**The request**
Report the count of lines containing the word "吉林化工学院学" in the entries below, and nothing more.

**Exercise material**
************
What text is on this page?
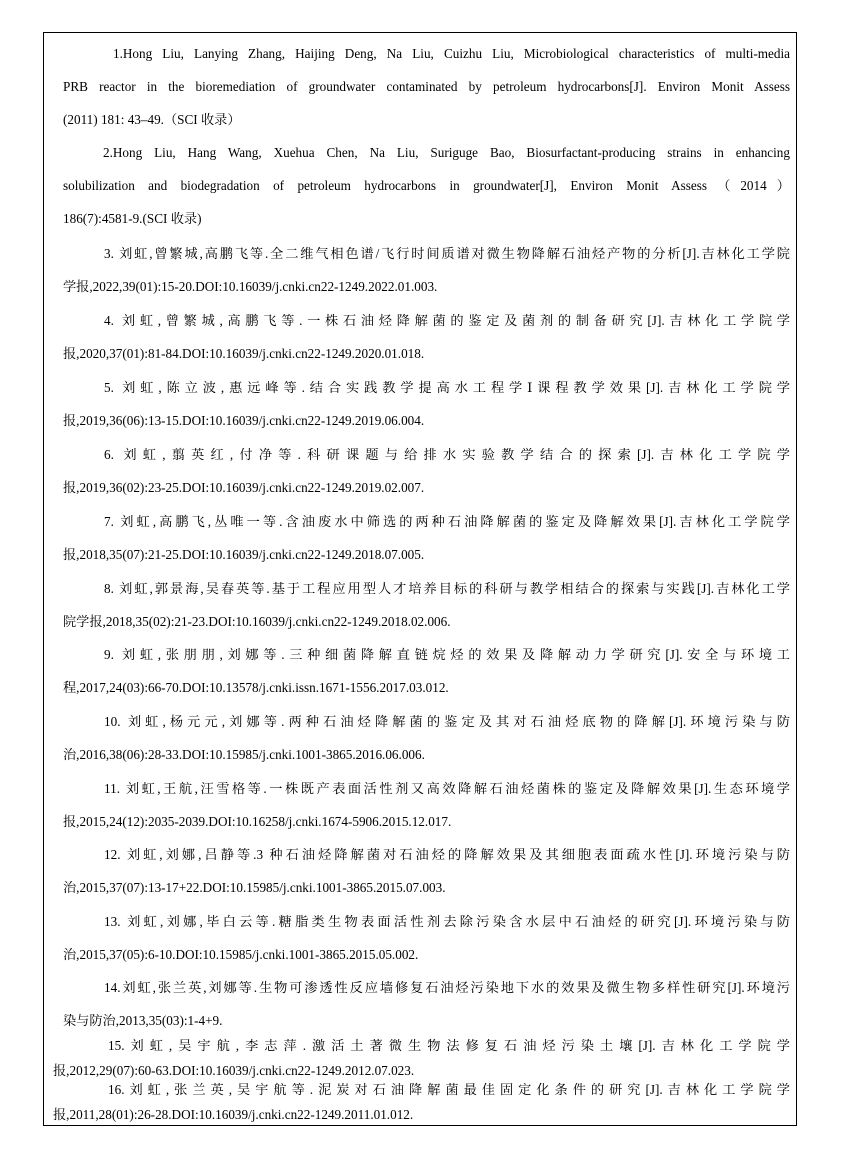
1.Hong Liu, Lanying Zhang, Haijing Deng, Na Liu, Cuizhu Liu, Microbiological characteristics of multi-media
PRB reactor in the bioremediation of groundwater contaminated by petroleum hydrocarbons[J]. Environ Monit Assess
(2011) 181: 43–49.（SCI 收录）
2.Hong Liu, Hang Wang, Xuehua Chen, Na Liu, Suriguge Bao, Biosurfactant-producing strains in enhancing
solubilization and biodegradation of petroleum hydrocarbons in groundwater[J], Environ Monit Assess（2014）
186(7):4581-9.(SCI 收录)
3. 刘虹,曾繁城,高鹏飞等.全二维气相色谱/飞行时间质谱对微生物降解石油烃产物的分析[J].吉林化工学院
学报,2022,39(01):15-20.DOI:10.16039/j.cnki.cn22-1249.2022.01.003.
4. 刘虹,曾繁城,高鹏飞等.一株石油烃降解菌的鉴定及菌剂的制备研究[J].吉林化工学院学
报,2020,37(01):81-84.DOI:10.16039/j.cnki.cn22-1249.2020.01.018.
5. 刘虹,陈立波,惠远峰等.结合实践教学提高水工程学Ⅰ课程教学效果[J].吉林化工学院学
报,2019,36(06):13-15.DOI:10.16039/j.cnki.cn22-1249.2019.06.004.
6. 刘虹,翦英红,付净等.科研课题与给排水实验教学结合的探索[J].吉林化工学院学
报,2019,36(02):23-25.DOI:10.16039/j.cnki.cn22-1249.2019.02.007.
7. 刘虹,高鹏飞,丛唯一等.含油废水中筛选的两种石油降解菌的鉴定及降解效果[J].吉林化工学院学
报,2018,35(07):21-25.DOI:10.16039/j.cnki.cn22-1249.2018.07.005.
8. 刘虹,郭景海,吴春英等.基于工程应用型人才培养目标的科研与教学相结合的探索与实践[J].吉林化工学
院学报,2018,35(02):21-23.DOI:10.16039/j.cnki.cn22-1249.2018.02.006.
9. 刘虹,张朋朋,刘娜等.三种细菌降解直链烷烃的效果及降解动力学研究[J].安全与环境工
程,2017,24(03):66-70.DOI:10.13578/j.cnki.issn.1671-1556.2017.03.012.
10. 刘虹,杨元元,刘娜等.两种石油烃降解菌的鉴定及其对石油烃底物的降解[J].环境污染与防
治,2016,38(06):28-33.DOI:10.15985/j.cnki.1001-3865.2016.06.006.
11. 刘虹,王航,汪雪格等.一株既产表面活性剂又高效降解石油烃菌株的鉴定及降解效果[J].生态环境学
报,2015,24(12):2035-2039.DOI:10.16258/j.cnki.1674-5906.2015.12.017.
12. 刘虹,刘娜,吕静等.3 种石油烃降解菌对石油烃的降解效果及其细胞表面疏水性[J].环境污染与防
治,2015,37(07):13-17+22.DOI:10.15985/j.cnki.1001-3865.2015.07.003.
13. 刘虹,刘娜,毕白云等.糖脂类生物表面活性剂去除污染含水层中石油烃的研究[J].环境污染与防
治,2015,37(05):6-10.DOI:10.15985/j.cnki.1001-3865.2015.05.002.
14.刘虹,张兰英,刘娜等.生物可渗透性反应墙修复石油烃污染地下水的效果及微生物多样性研究[J].环境污
染与防治,2013,35(03):1-4+9.
15.刘虹,吴宇航,李志萍.激活土著微生物法修复石油烃污染土壤[J].吉林化工学院学
报,2012,29(07):60-63.DOI:10.16039/j.cnki.cn22-1249.2012.07.023.
16.刘虹,张兰英,吴宇航等.泥炭对石油降解菌最佳固定化条件的研究[J].吉林化工学院学
报,2011,28(01):26-28.DOI:10.16039/j.cnki.cn22-1249.2011.01.012.
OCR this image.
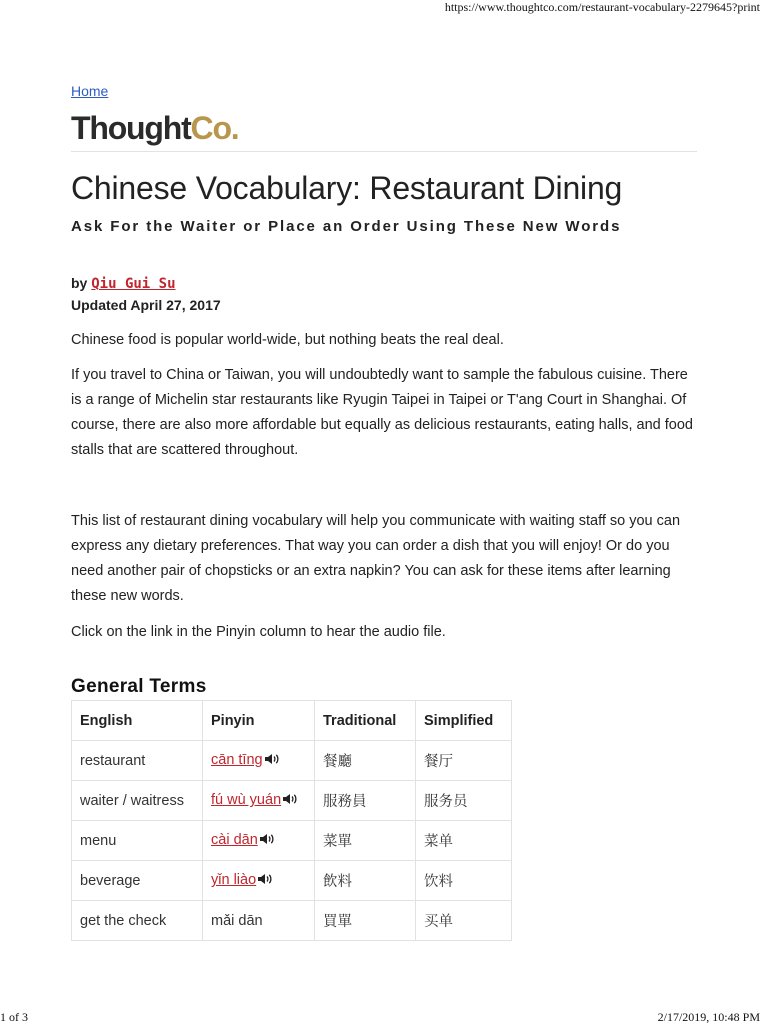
https://www.thoughtco.com/restaurant-vocabulary-2279645?print
Home
ThoughtCo.
Chinese Vocabulary: Restaurant Dining
Ask For the Waiter or Place an Order Using These New Words
by Qiu Gui Su
Updated April 27, 2017

Chinese food is popular world-wide, but nothing beats the real deal.

If you travel to China or Taiwan, you will undoubtedly want to sample the fabulous cuisine. There is a range of Michelin star restaurants like Ryugin Taipei in Taipei or T'ang Court in Shanghai. Of course, there are also more affordable but equally as delicious restaurants, eating halls, and food stalls that are scattered throughout.

This list of restaurant dining vocabulary will help you communicate with waiting staff so you can express any dietary preferences. That way you can order a dish that you will enjoy! Or do you need another pair of chopsticks or an extra napkin? You can ask for these items after learning these new words.

Click on the link in the Pinyin column to hear the audio file.

General Terms
English	Pinyin	Traditional	Simplified
restaurant	cān tīng	餐廳	餐厅
waiter / waitress	fú wù yuán	服務員	服务员
menu	cài dān	菜單	菜单
beverage	yǐn liào	飲料	饮料
get the check	mǎi dān	買單	买单
1 of 3	2/17/2019, 10:48 PM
************
**Output below**
6